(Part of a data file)
▼▼▼
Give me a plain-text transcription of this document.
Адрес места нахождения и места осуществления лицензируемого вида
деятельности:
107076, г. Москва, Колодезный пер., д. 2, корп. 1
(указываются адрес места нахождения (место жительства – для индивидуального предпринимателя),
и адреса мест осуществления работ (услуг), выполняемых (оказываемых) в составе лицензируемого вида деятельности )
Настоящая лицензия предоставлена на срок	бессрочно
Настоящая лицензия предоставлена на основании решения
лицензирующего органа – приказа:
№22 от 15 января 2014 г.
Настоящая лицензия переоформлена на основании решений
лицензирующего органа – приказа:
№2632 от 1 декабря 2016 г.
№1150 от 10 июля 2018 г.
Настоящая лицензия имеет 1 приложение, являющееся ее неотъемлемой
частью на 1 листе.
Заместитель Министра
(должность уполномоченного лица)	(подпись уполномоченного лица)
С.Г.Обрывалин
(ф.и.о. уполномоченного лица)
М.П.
▲▲▲
Task to complete: From the data above, gather every line that includes the word "осуществления".

Exercise response:
Адрес места нахождения и места осуществления лицензируемого вида
и адреса мест осуществления работ (услуг), выполняемых (оказываемых) в составе лицензируемого вида деятельности )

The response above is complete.